Aim of the exercise ▸
Every line from the one containing "What data populates" to the final line of the material below must be reproduced exactly; leave out all other lines.

Data shown ▸
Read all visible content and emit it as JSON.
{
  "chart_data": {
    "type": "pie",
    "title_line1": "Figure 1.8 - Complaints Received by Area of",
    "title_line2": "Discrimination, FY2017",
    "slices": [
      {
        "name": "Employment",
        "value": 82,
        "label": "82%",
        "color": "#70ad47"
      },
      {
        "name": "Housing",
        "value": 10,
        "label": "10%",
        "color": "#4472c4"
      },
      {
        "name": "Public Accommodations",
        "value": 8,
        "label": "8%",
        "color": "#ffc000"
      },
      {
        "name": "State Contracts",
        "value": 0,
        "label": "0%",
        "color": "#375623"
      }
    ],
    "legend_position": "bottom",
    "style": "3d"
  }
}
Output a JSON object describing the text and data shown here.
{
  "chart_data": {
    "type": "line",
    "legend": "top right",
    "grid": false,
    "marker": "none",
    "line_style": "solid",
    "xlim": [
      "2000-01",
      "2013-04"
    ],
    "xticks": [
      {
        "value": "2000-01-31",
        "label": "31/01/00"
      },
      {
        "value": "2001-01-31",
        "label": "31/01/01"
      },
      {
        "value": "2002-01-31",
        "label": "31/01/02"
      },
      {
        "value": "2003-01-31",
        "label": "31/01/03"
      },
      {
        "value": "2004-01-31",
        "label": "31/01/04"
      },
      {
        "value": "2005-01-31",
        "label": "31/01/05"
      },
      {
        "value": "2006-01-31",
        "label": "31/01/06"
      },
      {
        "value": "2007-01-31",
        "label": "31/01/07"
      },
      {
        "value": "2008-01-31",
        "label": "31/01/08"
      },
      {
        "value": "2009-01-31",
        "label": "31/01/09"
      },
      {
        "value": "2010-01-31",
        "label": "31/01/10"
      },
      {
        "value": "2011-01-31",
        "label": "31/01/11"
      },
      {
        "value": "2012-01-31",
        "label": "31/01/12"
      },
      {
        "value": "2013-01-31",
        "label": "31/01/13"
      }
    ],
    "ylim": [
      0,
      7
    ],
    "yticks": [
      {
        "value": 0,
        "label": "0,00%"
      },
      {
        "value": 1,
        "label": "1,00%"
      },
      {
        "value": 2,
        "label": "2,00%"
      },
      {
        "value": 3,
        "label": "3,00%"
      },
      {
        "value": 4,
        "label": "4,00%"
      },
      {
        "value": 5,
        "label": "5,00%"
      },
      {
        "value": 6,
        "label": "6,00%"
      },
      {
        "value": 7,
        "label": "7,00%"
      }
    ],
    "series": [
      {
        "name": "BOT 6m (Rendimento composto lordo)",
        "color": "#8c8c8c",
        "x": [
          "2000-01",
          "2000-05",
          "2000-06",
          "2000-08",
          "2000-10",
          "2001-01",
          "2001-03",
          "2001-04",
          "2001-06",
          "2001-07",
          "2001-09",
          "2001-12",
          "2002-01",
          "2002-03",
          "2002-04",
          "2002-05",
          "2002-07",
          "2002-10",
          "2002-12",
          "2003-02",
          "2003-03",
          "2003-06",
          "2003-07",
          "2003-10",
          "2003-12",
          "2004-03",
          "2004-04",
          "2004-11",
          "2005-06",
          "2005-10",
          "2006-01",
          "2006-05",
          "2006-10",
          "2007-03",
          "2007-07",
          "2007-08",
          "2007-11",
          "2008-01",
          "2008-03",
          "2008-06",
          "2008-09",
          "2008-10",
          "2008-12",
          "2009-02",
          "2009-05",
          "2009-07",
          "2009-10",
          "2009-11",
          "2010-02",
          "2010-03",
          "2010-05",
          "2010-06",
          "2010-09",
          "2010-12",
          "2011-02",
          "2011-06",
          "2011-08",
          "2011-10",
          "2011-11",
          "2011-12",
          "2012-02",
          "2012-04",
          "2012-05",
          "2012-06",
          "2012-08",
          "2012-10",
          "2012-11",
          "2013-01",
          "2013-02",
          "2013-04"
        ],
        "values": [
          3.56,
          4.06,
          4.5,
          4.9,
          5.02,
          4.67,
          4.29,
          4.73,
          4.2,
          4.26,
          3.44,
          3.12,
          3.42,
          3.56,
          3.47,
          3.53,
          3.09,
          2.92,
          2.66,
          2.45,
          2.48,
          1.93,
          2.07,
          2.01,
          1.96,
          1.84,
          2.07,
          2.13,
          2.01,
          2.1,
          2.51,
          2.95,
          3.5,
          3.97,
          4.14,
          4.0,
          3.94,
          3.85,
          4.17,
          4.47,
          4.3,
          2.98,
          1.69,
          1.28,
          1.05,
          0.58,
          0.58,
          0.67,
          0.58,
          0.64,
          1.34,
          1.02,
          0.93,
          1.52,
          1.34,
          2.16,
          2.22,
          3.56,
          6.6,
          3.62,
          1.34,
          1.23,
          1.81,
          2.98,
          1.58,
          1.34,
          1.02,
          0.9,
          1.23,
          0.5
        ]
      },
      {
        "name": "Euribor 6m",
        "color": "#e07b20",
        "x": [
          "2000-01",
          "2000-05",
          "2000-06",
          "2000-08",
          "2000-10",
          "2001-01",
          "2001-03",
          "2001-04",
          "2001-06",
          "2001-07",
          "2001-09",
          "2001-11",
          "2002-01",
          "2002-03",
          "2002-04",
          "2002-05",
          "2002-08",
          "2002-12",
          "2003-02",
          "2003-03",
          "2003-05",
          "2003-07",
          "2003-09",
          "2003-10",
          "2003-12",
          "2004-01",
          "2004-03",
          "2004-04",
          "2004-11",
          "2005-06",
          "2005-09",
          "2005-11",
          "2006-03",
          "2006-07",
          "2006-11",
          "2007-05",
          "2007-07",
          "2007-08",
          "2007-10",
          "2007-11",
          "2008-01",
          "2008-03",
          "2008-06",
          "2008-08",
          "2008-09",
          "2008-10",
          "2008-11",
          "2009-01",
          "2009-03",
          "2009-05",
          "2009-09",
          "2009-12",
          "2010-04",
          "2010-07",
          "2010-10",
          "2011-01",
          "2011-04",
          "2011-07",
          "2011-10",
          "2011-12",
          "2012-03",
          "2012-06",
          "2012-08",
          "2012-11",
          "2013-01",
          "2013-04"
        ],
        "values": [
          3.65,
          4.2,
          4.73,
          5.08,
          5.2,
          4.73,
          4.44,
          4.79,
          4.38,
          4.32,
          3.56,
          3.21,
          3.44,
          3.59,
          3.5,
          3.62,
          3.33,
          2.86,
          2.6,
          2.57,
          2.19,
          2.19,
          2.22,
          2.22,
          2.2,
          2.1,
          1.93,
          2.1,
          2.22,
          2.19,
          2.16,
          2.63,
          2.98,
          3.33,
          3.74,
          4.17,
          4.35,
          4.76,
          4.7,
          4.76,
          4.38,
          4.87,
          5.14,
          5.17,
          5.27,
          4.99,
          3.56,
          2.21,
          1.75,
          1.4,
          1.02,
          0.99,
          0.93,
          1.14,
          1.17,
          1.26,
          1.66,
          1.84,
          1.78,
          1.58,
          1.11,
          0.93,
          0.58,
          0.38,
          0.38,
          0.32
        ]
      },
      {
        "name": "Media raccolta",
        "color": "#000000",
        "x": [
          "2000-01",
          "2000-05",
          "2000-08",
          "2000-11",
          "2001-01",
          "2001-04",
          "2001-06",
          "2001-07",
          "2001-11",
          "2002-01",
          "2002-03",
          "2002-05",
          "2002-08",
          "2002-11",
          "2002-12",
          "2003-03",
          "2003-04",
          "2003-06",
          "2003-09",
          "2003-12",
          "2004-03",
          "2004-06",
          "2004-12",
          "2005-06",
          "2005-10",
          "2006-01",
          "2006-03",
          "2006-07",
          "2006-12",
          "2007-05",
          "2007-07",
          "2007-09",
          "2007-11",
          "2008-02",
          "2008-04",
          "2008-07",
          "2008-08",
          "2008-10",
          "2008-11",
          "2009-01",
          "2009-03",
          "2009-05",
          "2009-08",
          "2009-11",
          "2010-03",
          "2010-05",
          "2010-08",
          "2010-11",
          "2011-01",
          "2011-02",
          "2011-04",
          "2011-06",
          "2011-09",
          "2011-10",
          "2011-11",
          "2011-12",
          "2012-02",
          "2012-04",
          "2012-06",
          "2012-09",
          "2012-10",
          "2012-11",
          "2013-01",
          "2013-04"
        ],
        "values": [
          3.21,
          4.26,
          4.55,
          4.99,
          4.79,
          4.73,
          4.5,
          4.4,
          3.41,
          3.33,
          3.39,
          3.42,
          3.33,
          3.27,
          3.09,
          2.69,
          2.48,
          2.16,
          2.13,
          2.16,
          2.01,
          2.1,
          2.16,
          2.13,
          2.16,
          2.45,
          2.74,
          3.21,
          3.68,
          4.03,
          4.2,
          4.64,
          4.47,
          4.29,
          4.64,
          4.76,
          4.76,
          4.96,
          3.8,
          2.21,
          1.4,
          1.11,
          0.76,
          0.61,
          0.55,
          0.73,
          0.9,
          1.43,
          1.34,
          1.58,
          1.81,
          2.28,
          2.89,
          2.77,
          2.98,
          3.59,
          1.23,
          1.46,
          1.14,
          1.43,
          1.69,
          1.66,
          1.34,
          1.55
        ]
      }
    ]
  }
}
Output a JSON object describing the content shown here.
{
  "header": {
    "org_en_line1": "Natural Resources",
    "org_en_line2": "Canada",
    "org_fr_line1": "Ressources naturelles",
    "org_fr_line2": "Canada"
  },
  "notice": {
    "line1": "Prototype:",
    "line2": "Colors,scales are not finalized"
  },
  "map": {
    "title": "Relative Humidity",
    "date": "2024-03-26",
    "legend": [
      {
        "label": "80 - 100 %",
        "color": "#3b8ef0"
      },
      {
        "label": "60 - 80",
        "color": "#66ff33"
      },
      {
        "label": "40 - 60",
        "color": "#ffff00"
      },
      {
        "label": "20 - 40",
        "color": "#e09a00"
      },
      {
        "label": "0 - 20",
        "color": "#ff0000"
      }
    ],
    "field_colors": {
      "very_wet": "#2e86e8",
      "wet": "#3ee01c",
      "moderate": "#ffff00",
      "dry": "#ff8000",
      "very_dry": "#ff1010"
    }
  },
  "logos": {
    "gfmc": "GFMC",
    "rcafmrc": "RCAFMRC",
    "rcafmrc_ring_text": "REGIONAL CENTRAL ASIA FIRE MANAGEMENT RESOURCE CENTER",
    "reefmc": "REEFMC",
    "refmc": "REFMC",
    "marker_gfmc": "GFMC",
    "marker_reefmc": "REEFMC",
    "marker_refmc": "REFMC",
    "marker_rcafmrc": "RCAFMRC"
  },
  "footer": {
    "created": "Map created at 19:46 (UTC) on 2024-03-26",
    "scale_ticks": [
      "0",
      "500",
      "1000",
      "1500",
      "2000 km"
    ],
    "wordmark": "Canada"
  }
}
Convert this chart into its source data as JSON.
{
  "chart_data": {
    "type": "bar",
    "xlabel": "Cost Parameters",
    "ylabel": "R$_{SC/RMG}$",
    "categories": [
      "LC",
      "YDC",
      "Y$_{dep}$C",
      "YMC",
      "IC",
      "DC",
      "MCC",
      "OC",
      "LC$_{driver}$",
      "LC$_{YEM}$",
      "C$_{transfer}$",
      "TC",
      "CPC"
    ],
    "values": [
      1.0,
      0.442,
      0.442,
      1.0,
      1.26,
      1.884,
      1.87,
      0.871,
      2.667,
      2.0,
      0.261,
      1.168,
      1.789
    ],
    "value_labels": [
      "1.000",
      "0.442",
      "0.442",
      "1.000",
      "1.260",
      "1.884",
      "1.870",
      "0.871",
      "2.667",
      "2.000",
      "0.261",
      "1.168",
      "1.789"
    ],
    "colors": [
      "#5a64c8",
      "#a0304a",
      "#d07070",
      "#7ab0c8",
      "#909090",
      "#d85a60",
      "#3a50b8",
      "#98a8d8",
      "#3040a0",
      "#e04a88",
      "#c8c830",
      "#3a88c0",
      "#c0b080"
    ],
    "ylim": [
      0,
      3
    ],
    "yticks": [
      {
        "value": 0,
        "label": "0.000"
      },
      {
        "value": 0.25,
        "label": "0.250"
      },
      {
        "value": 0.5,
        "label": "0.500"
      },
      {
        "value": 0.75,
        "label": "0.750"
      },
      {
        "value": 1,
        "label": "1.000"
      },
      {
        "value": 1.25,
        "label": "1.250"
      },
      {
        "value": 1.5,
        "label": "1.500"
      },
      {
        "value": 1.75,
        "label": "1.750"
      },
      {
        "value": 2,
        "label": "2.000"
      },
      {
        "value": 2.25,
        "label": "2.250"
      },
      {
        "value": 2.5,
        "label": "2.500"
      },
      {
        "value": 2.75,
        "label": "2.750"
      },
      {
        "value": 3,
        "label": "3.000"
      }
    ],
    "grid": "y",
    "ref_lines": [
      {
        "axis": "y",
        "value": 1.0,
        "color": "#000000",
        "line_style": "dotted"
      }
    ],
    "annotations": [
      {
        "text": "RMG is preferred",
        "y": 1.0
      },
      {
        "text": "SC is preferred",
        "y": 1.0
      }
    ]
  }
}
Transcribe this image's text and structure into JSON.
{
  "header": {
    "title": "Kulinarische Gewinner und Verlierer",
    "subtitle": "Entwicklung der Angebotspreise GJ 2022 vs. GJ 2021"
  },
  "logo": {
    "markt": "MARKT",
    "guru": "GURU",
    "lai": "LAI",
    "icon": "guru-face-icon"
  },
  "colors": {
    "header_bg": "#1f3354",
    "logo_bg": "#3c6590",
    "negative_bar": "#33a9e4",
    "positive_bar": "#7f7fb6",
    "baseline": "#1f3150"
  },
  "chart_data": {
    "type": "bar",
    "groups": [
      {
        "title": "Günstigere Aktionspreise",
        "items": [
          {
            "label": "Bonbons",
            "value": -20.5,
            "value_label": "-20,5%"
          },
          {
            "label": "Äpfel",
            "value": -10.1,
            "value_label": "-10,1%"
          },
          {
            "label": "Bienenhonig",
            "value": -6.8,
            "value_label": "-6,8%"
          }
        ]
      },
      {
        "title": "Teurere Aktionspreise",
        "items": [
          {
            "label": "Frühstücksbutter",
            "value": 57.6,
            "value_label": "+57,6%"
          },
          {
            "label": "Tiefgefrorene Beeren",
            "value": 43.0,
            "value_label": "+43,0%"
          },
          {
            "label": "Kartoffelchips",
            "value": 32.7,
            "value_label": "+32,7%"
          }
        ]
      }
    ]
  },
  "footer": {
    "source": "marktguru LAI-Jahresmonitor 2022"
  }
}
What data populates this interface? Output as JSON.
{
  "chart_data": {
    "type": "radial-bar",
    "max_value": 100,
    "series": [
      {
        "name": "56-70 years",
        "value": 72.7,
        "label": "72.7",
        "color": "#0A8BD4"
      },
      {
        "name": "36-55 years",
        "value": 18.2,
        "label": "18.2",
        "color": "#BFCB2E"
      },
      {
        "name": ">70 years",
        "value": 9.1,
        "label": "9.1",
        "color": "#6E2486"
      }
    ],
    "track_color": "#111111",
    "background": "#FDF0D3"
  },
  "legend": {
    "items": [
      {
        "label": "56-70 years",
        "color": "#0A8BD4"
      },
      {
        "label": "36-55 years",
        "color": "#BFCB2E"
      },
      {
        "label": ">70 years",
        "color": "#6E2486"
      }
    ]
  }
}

Response below ▸
What data populates this interface? Output as JSON.
{
  "chart_data": {
    "type": "radial-bar",
    "max_value": 100,
    "series": [
      {
        "name": "56-70 years",
        "value": 72.7,
        "label": "72.7",
        "color": "#0A8BD4"
      },
      {
        "name": "36-55 years",
        "value": 18.2,
        "label": "18.2",
        "color": "#BFCB2E"
      },
      {
        "name": ">70 years",
        "value": 9.1,
        "label": "9.1",
        "color": "#6E2486"
      }
    ],
    "track_color": "#111111",
    "background": "#FDF0D3"
  },
  "legend": {
    "items": [
      {
        "label": "56-70 years",
        "color": "#0A8BD4"
      },
      {
        "label": "36-55 years",
        "color": "#BFCB2E"
      },
      {
        "label": ">70 years",
        "color": "#6E2486"
      }
    ]
  }
}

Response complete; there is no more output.